_TASK TO CARRY OUT_
Repeat the whole listing exactly as written.
## Start STORED RECORDS
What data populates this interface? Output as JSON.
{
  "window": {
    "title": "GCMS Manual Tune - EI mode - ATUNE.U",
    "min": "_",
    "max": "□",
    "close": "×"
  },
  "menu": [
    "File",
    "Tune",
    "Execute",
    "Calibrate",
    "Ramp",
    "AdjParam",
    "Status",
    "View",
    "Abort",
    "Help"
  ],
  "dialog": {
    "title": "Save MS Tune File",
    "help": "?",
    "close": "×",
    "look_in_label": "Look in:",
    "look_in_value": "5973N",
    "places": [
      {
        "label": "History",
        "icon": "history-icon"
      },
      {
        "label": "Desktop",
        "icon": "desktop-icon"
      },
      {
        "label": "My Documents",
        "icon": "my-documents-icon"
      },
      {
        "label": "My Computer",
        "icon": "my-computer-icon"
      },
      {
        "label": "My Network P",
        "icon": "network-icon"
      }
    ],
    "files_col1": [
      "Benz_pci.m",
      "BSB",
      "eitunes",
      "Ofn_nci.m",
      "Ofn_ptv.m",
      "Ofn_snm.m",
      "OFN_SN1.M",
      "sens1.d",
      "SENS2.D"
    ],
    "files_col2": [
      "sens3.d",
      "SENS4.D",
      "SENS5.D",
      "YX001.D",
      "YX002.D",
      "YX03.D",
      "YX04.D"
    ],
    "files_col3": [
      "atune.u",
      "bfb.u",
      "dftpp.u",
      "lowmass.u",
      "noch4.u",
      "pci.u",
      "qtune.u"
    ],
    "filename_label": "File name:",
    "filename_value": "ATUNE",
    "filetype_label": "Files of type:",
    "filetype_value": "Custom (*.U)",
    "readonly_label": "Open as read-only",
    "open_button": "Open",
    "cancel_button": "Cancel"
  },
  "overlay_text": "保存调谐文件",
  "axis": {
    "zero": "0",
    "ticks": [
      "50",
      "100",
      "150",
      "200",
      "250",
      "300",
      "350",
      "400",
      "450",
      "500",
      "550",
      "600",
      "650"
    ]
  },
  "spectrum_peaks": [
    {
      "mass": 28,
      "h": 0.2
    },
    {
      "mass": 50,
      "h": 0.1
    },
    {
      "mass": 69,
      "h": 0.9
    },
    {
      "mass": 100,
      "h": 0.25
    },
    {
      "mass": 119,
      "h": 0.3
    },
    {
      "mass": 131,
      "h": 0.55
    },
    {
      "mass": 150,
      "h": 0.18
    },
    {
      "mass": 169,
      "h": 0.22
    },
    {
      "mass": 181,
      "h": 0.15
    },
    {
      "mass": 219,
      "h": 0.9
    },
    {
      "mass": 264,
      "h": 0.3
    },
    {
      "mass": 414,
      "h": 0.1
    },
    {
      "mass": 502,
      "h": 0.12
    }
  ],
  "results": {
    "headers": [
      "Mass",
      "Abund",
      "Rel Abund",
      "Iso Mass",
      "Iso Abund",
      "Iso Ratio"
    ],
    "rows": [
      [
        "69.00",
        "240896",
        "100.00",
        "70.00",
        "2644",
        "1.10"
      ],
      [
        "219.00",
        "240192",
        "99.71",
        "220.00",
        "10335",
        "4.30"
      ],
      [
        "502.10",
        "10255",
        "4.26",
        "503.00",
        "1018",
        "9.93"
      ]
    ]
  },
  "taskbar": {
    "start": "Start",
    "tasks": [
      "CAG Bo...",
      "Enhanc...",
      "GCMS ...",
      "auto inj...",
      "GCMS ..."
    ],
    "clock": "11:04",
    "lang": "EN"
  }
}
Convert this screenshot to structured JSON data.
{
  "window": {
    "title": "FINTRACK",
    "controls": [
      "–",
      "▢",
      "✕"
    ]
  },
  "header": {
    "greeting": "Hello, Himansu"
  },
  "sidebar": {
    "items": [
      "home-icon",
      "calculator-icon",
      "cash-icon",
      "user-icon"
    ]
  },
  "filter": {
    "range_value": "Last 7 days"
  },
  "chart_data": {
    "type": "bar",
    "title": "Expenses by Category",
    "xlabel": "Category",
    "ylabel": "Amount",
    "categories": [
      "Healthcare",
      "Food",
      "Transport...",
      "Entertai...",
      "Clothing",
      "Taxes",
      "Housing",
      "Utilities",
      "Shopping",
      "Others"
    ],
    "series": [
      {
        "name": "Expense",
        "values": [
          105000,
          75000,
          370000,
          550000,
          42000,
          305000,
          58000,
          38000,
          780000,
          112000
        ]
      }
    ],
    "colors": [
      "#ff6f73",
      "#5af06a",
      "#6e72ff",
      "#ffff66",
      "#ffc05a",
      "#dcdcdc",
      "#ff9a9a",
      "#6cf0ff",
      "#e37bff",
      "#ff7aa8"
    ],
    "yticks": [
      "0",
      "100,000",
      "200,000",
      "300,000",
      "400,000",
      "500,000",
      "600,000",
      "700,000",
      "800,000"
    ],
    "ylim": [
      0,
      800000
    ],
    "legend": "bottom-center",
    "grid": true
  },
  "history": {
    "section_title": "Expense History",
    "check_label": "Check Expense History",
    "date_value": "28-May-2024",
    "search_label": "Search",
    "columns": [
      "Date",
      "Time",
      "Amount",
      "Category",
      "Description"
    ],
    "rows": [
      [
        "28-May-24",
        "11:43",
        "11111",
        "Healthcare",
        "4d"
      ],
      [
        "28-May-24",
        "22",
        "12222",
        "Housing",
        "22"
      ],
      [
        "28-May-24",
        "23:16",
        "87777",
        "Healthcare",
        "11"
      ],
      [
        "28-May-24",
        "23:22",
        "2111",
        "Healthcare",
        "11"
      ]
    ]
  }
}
## End STORED RECORDS
_FULL RESPONSE_
What data populates this interface? Output as JSON.
{
  "window": {
    "title": "GCMS Manual Tune - EI mode - ATUNE.U",
    "min": "_",
    "max": "□",
    "close": "×"
  },
  "menu": [
    "File",
    "Tune",
    "Execute",
    "Calibrate",
    "Ramp",
    "AdjParam",
    "Status",
    "View",
    "Abort",
    "Help"
  ],
  "dialog": {
    "title": "Save MS Tune File",
    "help": "?",
    "close": "×",
    "look_in_label": "Look in:",
    "look_in_value": "5973N",
    "places": [
      {
        "label": "History",
        "icon": "history-icon"
      },
      {
        "label": "Desktop",
        "icon": "desktop-icon"
      },
      {
        "label": "My Documents",
        "icon": "my-documents-icon"
      },
      {
        "label": "My Computer",
        "icon": "my-computer-icon"
      },
      {
        "label": "My Network P",
        "icon": "network-icon"
      }
    ],
    "files_col1": [
      "Benz_pci.m",
      "BSB",
      "eitunes",
      "Ofn_nci.m",
      "Ofn_ptv.m",
      "Ofn_snm.m",
      "OFN_SN1.M",
      "sens1.d",
      "SENS2.D"
    ],
    "files_col2": [
      "sens3.d",
      "SENS4.D",
      "SENS5.D",
      "YX001.D",
      "YX002.D",
      "YX03.D",
      "YX04.D"
    ],
    "files_col3": [
      "atune.u",
      "bfb.u",
      "dftpp.u",
      "lowmass.u",
      "noch4.u",
      "pci.u",
      "qtune.u"
    ],
    "filename_label": "File name:",
    "filename_value": "ATUNE",
    "filetype_label": "Files of type:",
    "filetype_value": "Custom (*.U)",
    "readonly_label": "Open as read-only",
    "open_button": "Open",
    "cancel_button": "Cancel"
  },
  "overlay_text": "保存调谐文件",
  "axis": {
    "zero": "0",
    "ticks": [
      "50",
      "100",
      "150",
      "200",
      "250",
      "300",
      "350",
      "400",
      "450",
      "500",
      "550",
      "600",
      "650"
    ]
  },
  "spectrum_peaks": [
    {
      "mass": 28,
      "h": 0.2
    },
    {
      "mass": 50,
      "h": 0.1
    },
    {
      "mass": 69,
      "h": 0.9
    },
    {
      "mass": 100,
      "h": 0.25
    },
    {
      "mass": 119,
      "h": 0.3
    },
    {
      "mass": 131,
      "h": 0.55
    },
    {
      "mass": 150,
      "h": 0.18
    },
    {
      "mass": 169,
      "h": 0.22
    },
    {
      "mass": 181,
      "h": 0.15
    },
    {
      "mass": 219,
      "h": 0.9
    },
    {
      "mass": 264,
      "h": 0.3
    },
    {
      "mass": 414,
      "h": 0.1
    },
    {
      "mass": 502,
      "h": 0.12
    }
  ],
  "results": {
    "headers": [
      "Mass",
      "Abund",
      "Rel Abund",
      "Iso Mass",
      "Iso Abund",
      "Iso Ratio"
    ],
    "rows": [
      [
        "69.00",
        "240896",
        "100.00",
        "70.00",
        "2644",
        "1.10"
      ],
      [
        "219.00",
        "240192",
        "99.71",
        "220.00",
        "10335",
        "4.30"
      ],
      [
        "502.10",
        "10255",
        "4.26",
        "503.00",
        "1018",
        "9.93"
      ]
    ]
  },
  "taskbar": {
    "start": "Start",
    "tasks": [
      "CAG Bo...",
      "Enhanc...",
      "GCMS ...",
      "auto inj...",
      "GCMS ..."
    ],
    "clock": "11:04",
    "lang": "EN"
  }
}
Convert this screenshot to structured JSON data.
{
  "window": {
    "title": "FINTRACK",
    "controls": [
      "–",
      "▢",
      "✕"
    ]
  },
  "header": {
    "greeting": "Hello, Himansu"
  },
  "sidebar": {
    "items": [
      "home-icon",
      "calculator-icon",
      "cash-icon",
      "user-icon"
    ]
  },
  "filter": {
    "range_value": "Last 7 days"
  },
  "chart_data": {
    "type": "bar",
    "title": "Expenses by Category",
    "xlabel": "Category",
    "ylabel": "Amount",
    "categories": [
      "Healthcare",
      "Food",
      "Transport...",
      "Entertai...",
      "Clothing",
      "Taxes",
      "Housing",
      "Utilities",
      "Shopping",
      "Others"
    ],
    "series": [
      {
        "name": "Expense",
        "values": [
          105000,
          75000,
          370000,
          550000,
          42000,
          305000,
          58000,
          38000,
          780000,
          112000
        ]
      }
    ],
    "colors": [
      "#ff6f73",
      "#5af06a",
      "#6e72ff",
      "#ffff66",
      "#ffc05a",
      "#dcdcdc",
      "#ff9a9a",
      "#6cf0ff",
      "#e37bff",
      "#ff7aa8"
    ],
    "yticks": [
      "0",
      "100,000",
      "200,000",
      "300,000",
      "400,000",
      "500,000",
      "600,000",
      "700,000",
      "800,000"
    ],
    "ylim": [
      0,
      800000
    ],
    "legend": "bottom-center",
    "grid": true
  },
  "history": {
    "section_title": "Expense History",
    "check_label": "Check Expense History",
    "date_value": "28-May-2024",
    "search_label": "Search",
    "columns": [
      "Date",
      "Time",
      "Amount",
      "Category",
      "Description"
    ],
    "rows": [
      [
        "28-May-24",
        "11:43",
        "11111",
        "Healthcare",
        "4d"
      ],
      [
        "28-May-24",
        "22",
        "12222",
        "Housing",
        "22"
      ],
      [
        "28-May-24",
        "23:16",
        "87777",
        "Healthcare",
        "11"
      ],
      [
        "28-May-24",
        "23:22",
        "2111",
        "Healthcare",
        "11"
      ]
    ]
  }
}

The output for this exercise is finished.